* Given instruction *
Copy out the lines of the records between the line containing "cell-username: VivianaRobles (8, 319, 89, 338)" and the line containing "header-row: Taken by", both included, word for word.

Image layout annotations
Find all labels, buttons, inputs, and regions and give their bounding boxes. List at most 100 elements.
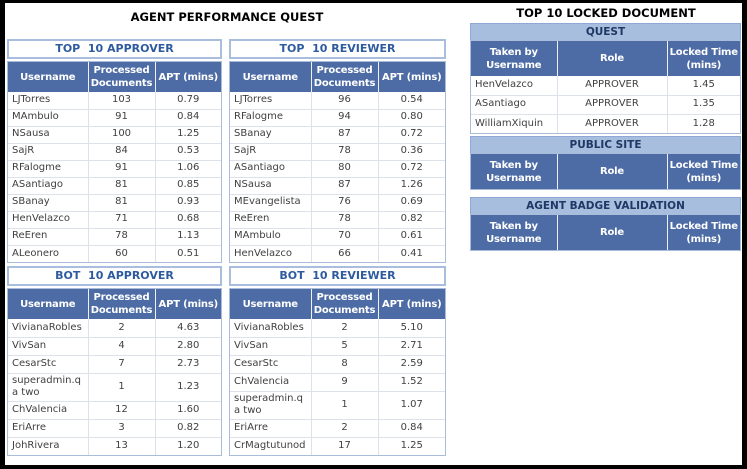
cell-username: VivianaRobles (8, 319, 89, 338)
column-header: Username (8, 62, 89, 92)
column-header: Taken by Username (471, 154, 558, 189)
cell-value: 2.80 (155, 337, 221, 356)
cell-value: 0.72 (378, 126, 445, 144)
cell-value: 71 (88, 211, 156, 229)
cell-username: VivSan (8, 337, 89, 356)
cell-value: 0.82 (155, 419, 221, 438)
table-grid: Taken by Username Role Locked Time (mins) (470, 153, 741, 190)
cell-value: 78 (311, 211, 379, 229)
table-row: HenVelazco APPROVER 1.45 (471, 76, 740, 96)
cell-username: ASantiago (471, 95, 558, 115)
cell-value: 0.93 (155, 194, 221, 212)
cell-value: 0.79 (155, 92, 221, 110)
cell-value: 1.60 (155, 401, 221, 420)
cell-value: 1 (88, 373, 156, 402)
cell-value: 66 (311, 245, 379, 262)
cell-value: 1.13 (155, 228, 221, 246)
table-row: NSausa 87 1.26 (230, 177, 445, 195)
cell-username: HenVelazco (471, 76, 558, 96)
column-header: APT (mins) (378, 289, 445, 319)
header-row: Taken by Username Role Locked Time (mins) (471, 215, 740, 250)
table-row: VivSan 5 2.71 (230, 337, 445, 356)
cell-value: 0.41 (378, 245, 445, 262)
cell-value: 1.06 (155, 160, 221, 178)
cell-value: 0.82 (378, 211, 445, 229)
cell-value: 60 (88, 245, 156, 262)
table-title: TOP 10 REVIEWER (229, 39, 446, 59)
cell-value: 0.84 (155, 109, 221, 127)
cell-value: 1.28 (667, 114, 740, 133)
column-header: Username (230, 289, 312, 319)
table-title: AGENT BADGE VALIDATION (470, 197, 741, 214)
cell-value: 81 (88, 194, 156, 212)
cell-value: 0.72 (378, 160, 445, 178)
cell-username: ALeonero (8, 245, 89, 262)
table-row: SBanay 87 0.72 (230, 126, 445, 144)
cell-value: 78 (88, 228, 156, 246)
table-row: NSausa 100 1.25 (8, 126, 221, 144)
cell-value: 1.23 (155, 373, 221, 402)
table-row: CesarStc 8 2.59 (230, 355, 445, 374)
cell-value: 78 (311, 143, 379, 161)
cell-username: MAmbulo (230, 228, 312, 246)
column-header: Processed Documents (88, 62, 156, 92)
cell-value: 87 (311, 177, 379, 195)
cell-value: 2 (311, 319, 379, 338)
table-row: EriArre 3 0.82 (8, 419, 221, 438)
cell-username: MAmbulo (8, 109, 89, 127)
cell-username: CesarStc (230, 355, 312, 374)
cell-username: LJTorres (230, 92, 312, 110)
table-row: superadmin.qa two 1 1.07 (230, 391, 445, 420)
cell-value: 1.26 (378, 177, 445, 195)
cell-value: 70 (311, 228, 379, 246)
table-row: ASantiago 80 0.72 (230, 160, 445, 178)
table-grid: Taken by Username Role Locked Time (mins) (470, 214, 741, 251)
quest-locked-table: QUEST Taken by Username Role Locked Time (m… (470, 23, 741, 134)
cell-username: SBanay (8, 194, 89, 212)
column-header: Processed Documents (88, 289, 156, 319)
cell-username: WilliamXiquin (471, 114, 558, 133)
table-title: PUBLIC SITE (470, 136, 741, 153)
table-row: CesarStc 7 2.73 (8, 355, 221, 374)
cell-username: RFalogme (230, 109, 312, 127)
table-row: ReEren 78 0.82 (230, 211, 445, 229)
cell-value: 1 (311, 391, 379, 420)
table-row: HenVelazco 71 0.68 (8, 211, 221, 229)
cell-value: 1.25 (378, 437, 445, 455)
cell-value: 91 (88, 109, 156, 127)
cell-value: 1.35 (667, 95, 740, 115)
cell-value: 76 (311, 194, 379, 212)
column-header: APT (mins) (155, 62, 221, 92)
column-header: Username (8, 289, 89, 319)
column-header: Role (557, 41, 668, 76)
cell-username: ASantiago (230, 160, 312, 178)
cell-username: HenVelazco (8, 211, 89, 229)
cell-username: SajR (230, 143, 312, 161)
table-row: VivianaRobles 2 4.63 (8, 319, 221, 338)
table-grid: Username Processed Documents APT (mins) LJT… (229, 61, 446, 263)
agent-performance-quest-title: AGENT PERFORMANCE QUEST (130, 10, 324, 24)
table-row: ReEren 78 1.13 (8, 228, 221, 246)
cell-value: 4.63 (155, 319, 221, 338)
column-header: Locked Time (mins) (667, 41, 740, 76)
table-row: LJTorres 103 0.79 (8, 92, 221, 110)
bot-10-reviewer-table: BOT 10 REVIEWER Username Processed Documen… (229, 266, 446, 456)
column-header: Processed Documents (311, 62, 379, 92)
table-row: ASantiago 81 0.85 (8, 177, 221, 195)
table-row: ChValencia 9 1.52 (230, 373, 445, 392)
cell-value: 96 (311, 92, 379, 110)
cell-value: 103 (88, 92, 156, 110)
cell-value: 3 (88, 419, 156, 438)
table-row: SajR 78 0.36 (230, 143, 445, 161)
cell-value: 0.69 (378, 194, 445, 212)
cell-value: APPROVER (557, 95, 668, 115)
cell-value: 1.45 (667, 76, 740, 96)
cell-username: MEvangelista (230, 194, 312, 212)
table-row: SBanay 81 0.93 (8, 194, 221, 212)
cell-value: 100 (88, 126, 156, 144)
cell-username: SBanay (230, 126, 312, 144)
table-grid: Taken by Username Role Locked Time (mins) H… (470, 40, 741, 134)
cell-value: 91 (88, 160, 156, 178)
table-title: BOT 10 APPROVER (7, 266, 222, 286)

* Solution *
cell-username: VivianaRobles (8, 319, 89, 338)
column-header: Username (8, 62, 89, 92)
column-header: Taken by Username (471, 154, 558, 189)
cell-value: 2.80 (155, 337, 221, 356)
cell-value: 0.72 (378, 126, 445, 144)
cell-value: 71 (88, 211, 156, 229)
cell-username: VivSan (8, 337, 89, 356)
cell-value: 0.82 (155, 419, 221, 438)
table-grid: Taken by Username Role Locked Time (mins) (470, 153, 741, 190)
cell-value: 78 (311, 211, 379, 229)
table-row: HenVelazco APPROVER 1.45 (471, 76, 740, 96)
cell-username: ASantiago (471, 95, 558, 115)
cell-value: 0.93 (155, 194, 221, 212)
cell-value: 0.79 (155, 92, 221, 110)
cell-value: 1.60 (155, 401, 221, 420)
cell-value: 1 (88, 373, 156, 402)
cell-value: 66 (311, 245, 379, 262)
cell-value: 1.13 (155, 228, 221, 246)
table-row: NSausa 87 1.26 (230, 177, 445, 195)
cell-username: HenVelazco (471, 76, 558, 96)
column-header: APT (mins) (378, 289, 445, 319)
header-row: Taken by Username Role Locked Time (mins) (471, 215, 740, 250)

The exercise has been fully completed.